**DESCRIPTION OF THE TASK:** Extract the whole listing as it stands. Do not include the pictures.

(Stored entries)
★ ★ ★ ★ ★

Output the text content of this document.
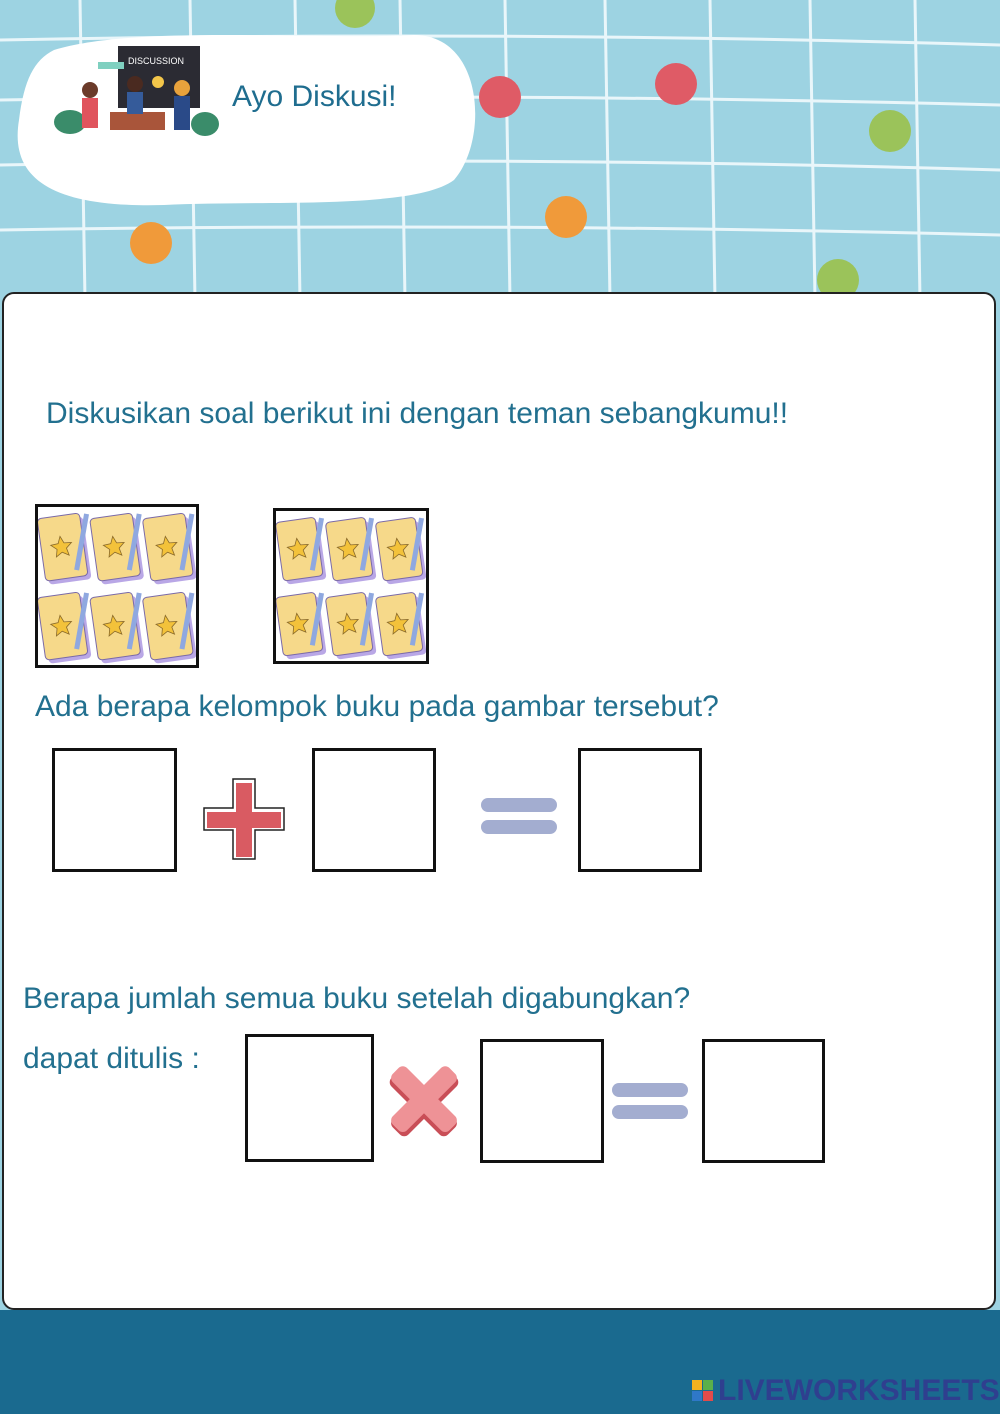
DISCUSSION
Ayo Diskusi!
Diskusikan soal berikut ini dengan teman sebangkumu!!
Ada berapa kelompok buku pada gambar tersebut?
Berapa jumlah semua buku setelah digabungkan?
dapat ditulis :
LIVEWORKSHEETS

★ ★ ★ ★ ★

**ANSWER TO THIS TASK:**
Output the text content of this document.
DISCUSSION
Ayo Diskusi!
Diskusikan soal berikut ini dengan teman sebangkumu!!
Ada berapa kelompok buku pada gambar tersebut?
Berapa jumlah semua buku setelah digabungkan?
dapat ditulis :
LIVEWORKSHEETS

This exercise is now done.